▶ Your objective
Exactly as they appear, output all of the records. Skip any images.

▶ Provided records
+--

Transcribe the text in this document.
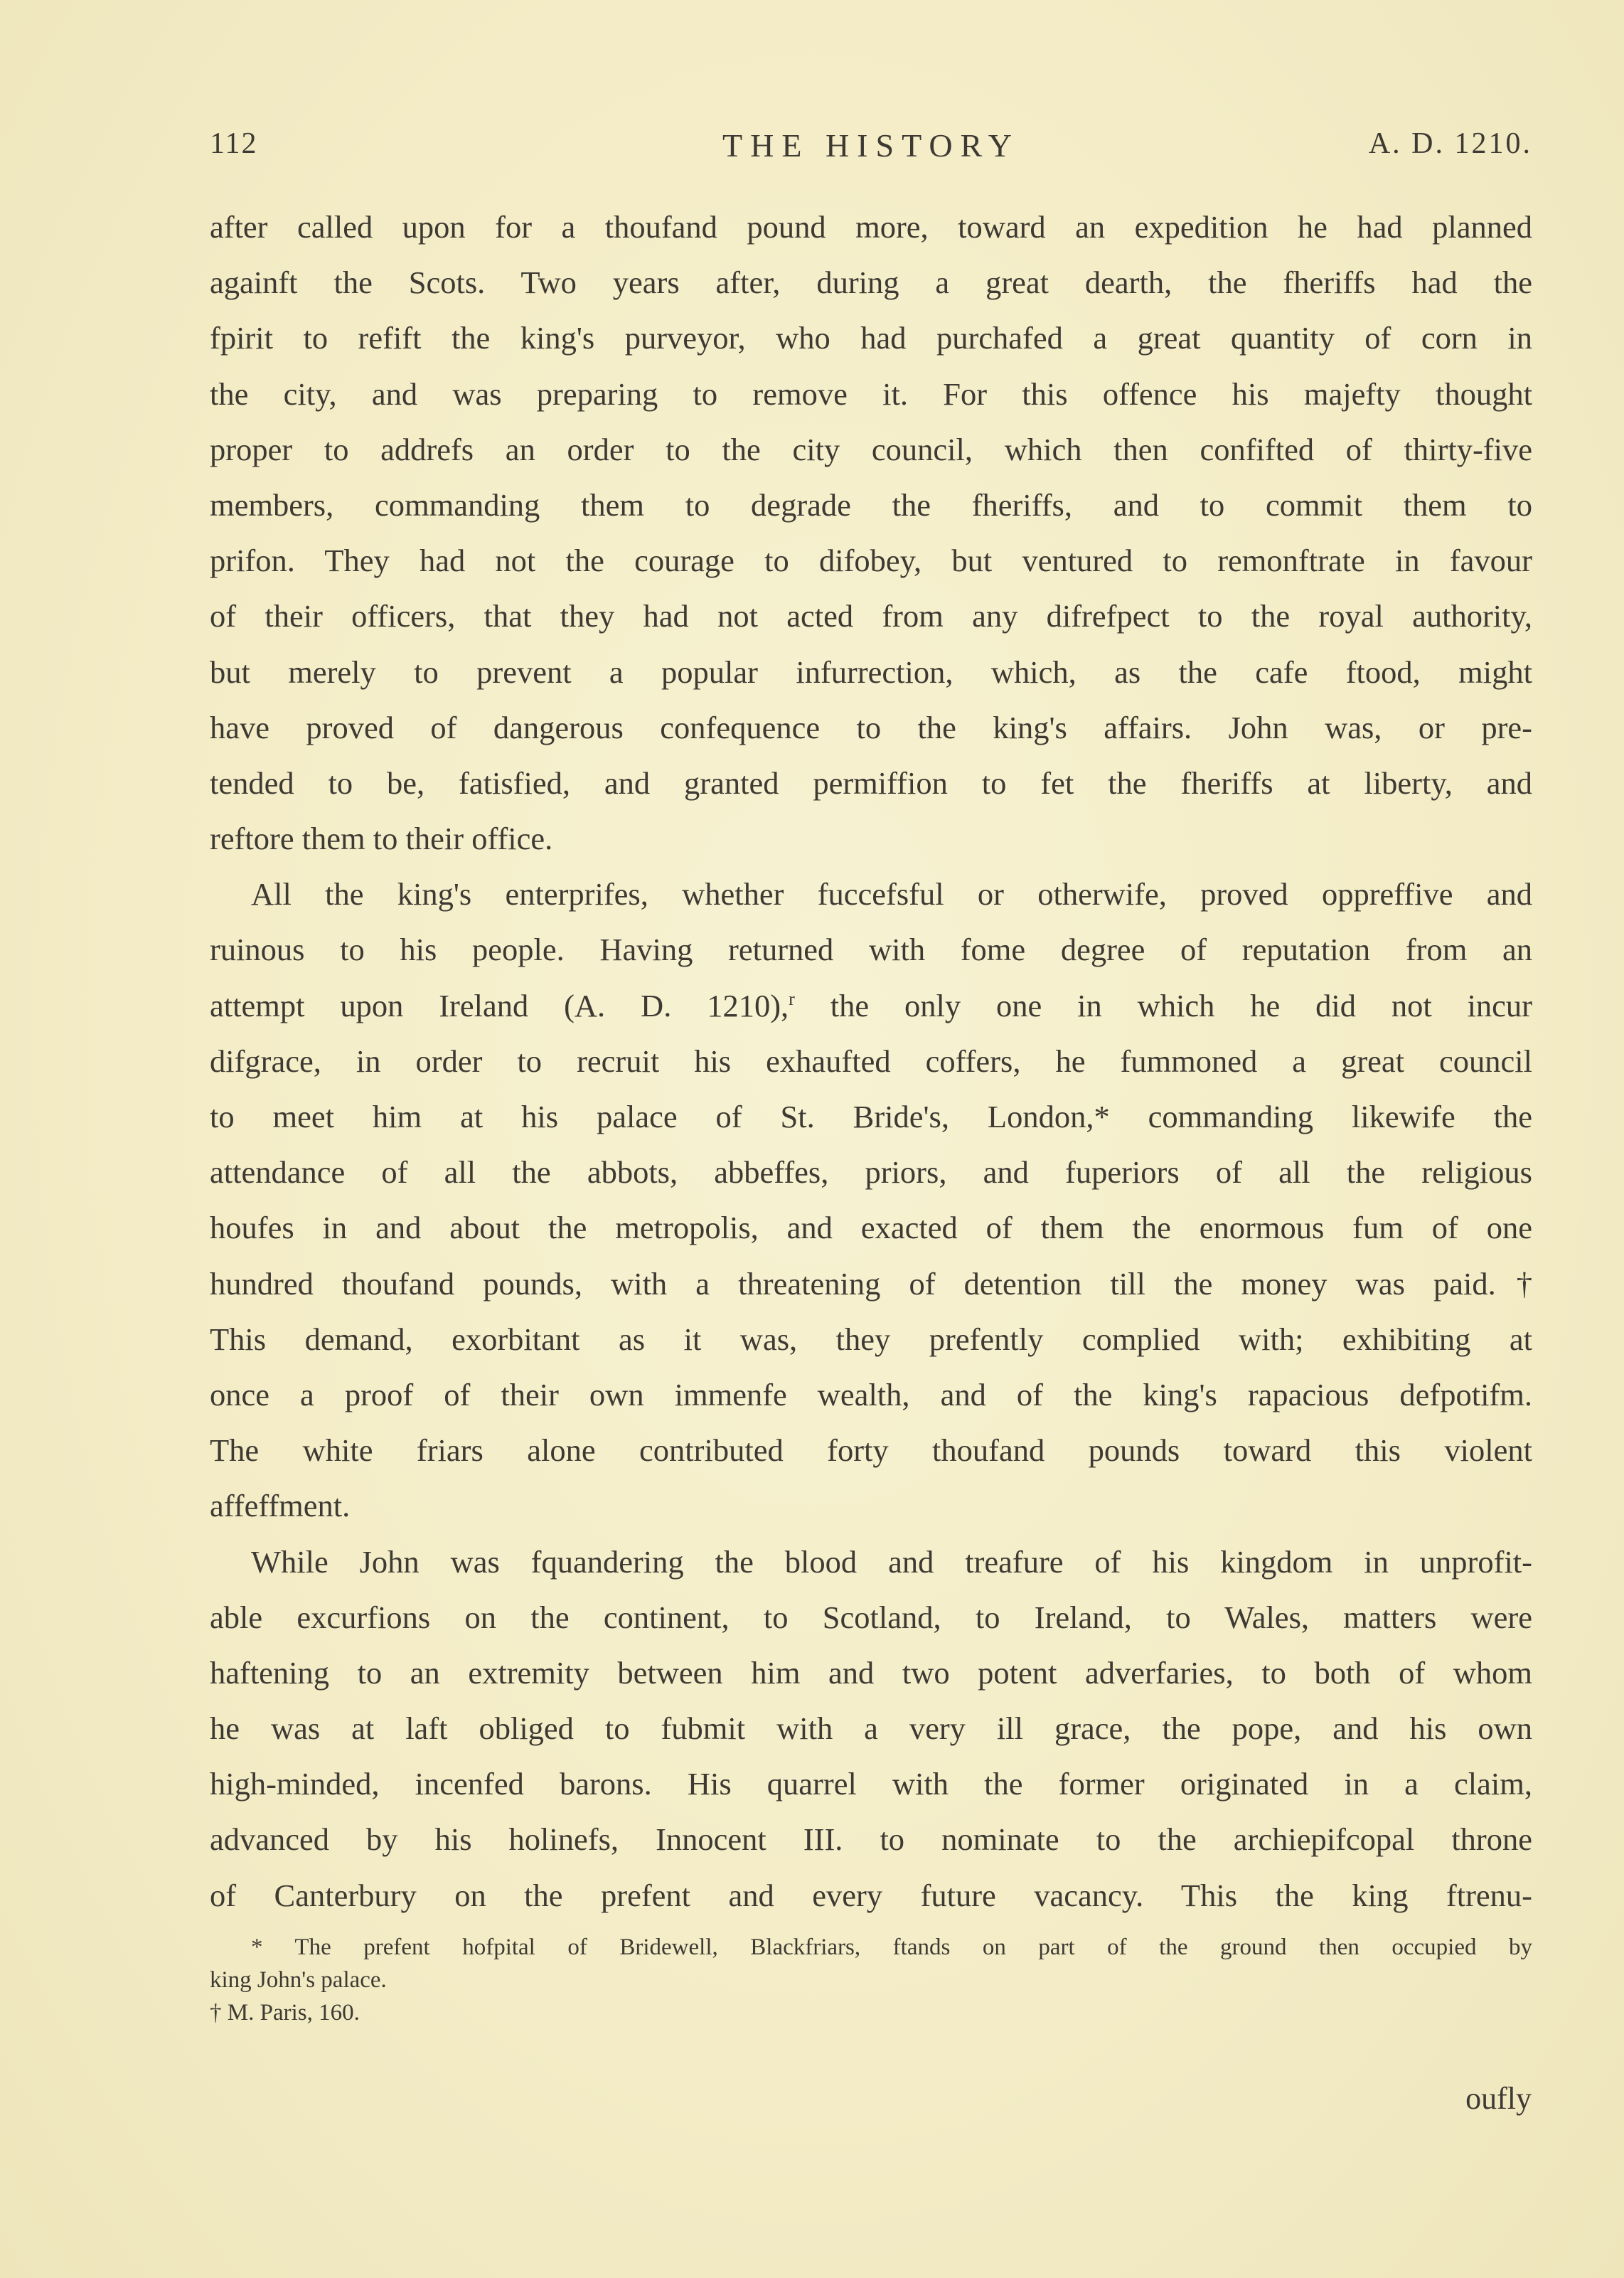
112	THE HISTORY	A. D. 1210.
after called upon for a thoufand pound more, toward an expedition he had planned
againft the Scots. Two years after, during a great dearth, the fheriffs had the
fpirit to refift the king's purveyor, who had purchafed a great quantity of corn in
the city, and was preparing to remove it. For this offence his majefty thought
proper to addrefs an order to the city council, which then confifted of thirty-five
members, commanding them to degrade the fheriffs, and to commit them to
prifon. They had not the courage to difobey, but ventured to remonftrate in favour
of their officers, that they had not acted from any difrefpect to the royal authority,
but merely to prevent a popular infurrection, which, as the cafe ftood, might
have proved of dangerous confequence to the king's affairs. John was, or pre-
tended to be, fatisfied, and granted permiffion to fet the fheriffs at liberty, and
reftore them to their office.
All the king's enterprifes, whether fuccefsful or otherwife, proved oppreffive and
ruinous to his people. Having returned with fome degree of reputation from an
attempt upon Ireland (A. D. 1210),$^r$ the only one in which he did not incur
difgrace, in order to recruit his exhaufted coffers, he fummoned a great council
to meet him at his palace of St. Bride's, London,* commanding likewife the
attendance of all the abbots, abbeffes, priors, and fuperiors of all the religious
houfes in and about the metropolis, and exacted of them the enormous fum of one
hundred thoufand pounds, with a threatening of detention till the money was paid.†
This demand, exorbitant as it was, they prefently complied with; exhibiting at
once a proof of their own immenfe wealth, and of the king's rapacious defpotifm.
The white friars alone contributed forty thoufand pounds toward this violent
affeffment.
While John was fquandering the blood and treafure of his kingdom in unprofit-
able excurfions on the continent, to Scotland, to Ireland, to Wales, matters were
haftening to an extremity between him and two potent adverfaries, to both of whom
he was at laft obliged to fubmit with a very ill grace, the pope, and his own
high-minded, incenfed barons. His quarrel with the former originated in a claim,
advanced by his holinefs, Innocent III. to nominate to the archiepifcopal throne
of Canterbury on the prefent and every future vacancy. This the king ftrenu-
* The prefent hofpital of Bridewell, Blackfriars, ftands on part of the ground then occupied by
king John's palace.
† M. Paris, 160.
oufly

+--

▶ Reply
Transcribe the text in this document.
112	THE HISTORY	A. D. 1210.
after called upon for a thoufand pound more, toward an expedition he had planned
againft the Scots. Two years after, during a great dearth, the fheriffs had the
fpirit to refift the king's purveyor, who had purchafed a great quantity of corn in
the city, and was preparing to remove it. For this offence his majefty thought
proper to addrefs an order to the city council, which then confifted of thirty-five
members, commanding them to degrade the fheriffs, and to commit them to
prifon. They had not the courage to difobey, but ventured to remonftrate in favour
of their officers, that they had not acted from any difrefpect to the royal authority,
but merely to prevent a popular infurrection, which, as the cafe ftood, might
have proved of dangerous confequence to the king's affairs. John was, or pre-
tended to be, fatisfied, and granted permiffion to fet the fheriffs at liberty, and
reftore them to their office.
All the king's enterprifes, whether fuccefsful or otherwife, proved oppreffive and
ruinous to his people. Having returned with fome degree of reputation from an
attempt upon Ireland (A. D. 1210),$^r$ the only one in which he did not incur
difgrace, in order to recruit his exhaufted coffers, he fummoned a great council
to meet him at his palace of St. Bride's, London,* commanding likewife the
attendance of all the abbots, abbeffes, priors, and fuperiors of all the religious
houfes in and about the metropolis, and exacted of them the enormous fum of one
hundred thoufand pounds, with a threatening of detention till the money was paid.†
This demand, exorbitant as it was, they prefently complied with; exhibiting at
once a proof of their own immenfe wealth, and of the king's rapacious defpotifm.
The white friars alone contributed forty thoufand pounds toward this violent
affeffment.
While John was fquandering the blood and treafure of his kingdom in unprofit-
able excurfions on the continent, to Scotland, to Ireland, to Wales, matters were
haftening to an extremity between him and two potent adverfaries, to both of whom
he was at laft obliged to fubmit with a very ill grace, the pope, and his own
high-minded, incenfed barons. His quarrel with the former originated in a claim,
advanced by his holinefs, Innocent III. to nominate to the archiepifcopal throne
of Canterbury on the prefent and every future vacancy. This the king ftrenu-
* The prefent hofpital of Bridewell, Blackfriars, ftands on part of the ground then occupied by
king John's palace.
† M. Paris, 160.
oufly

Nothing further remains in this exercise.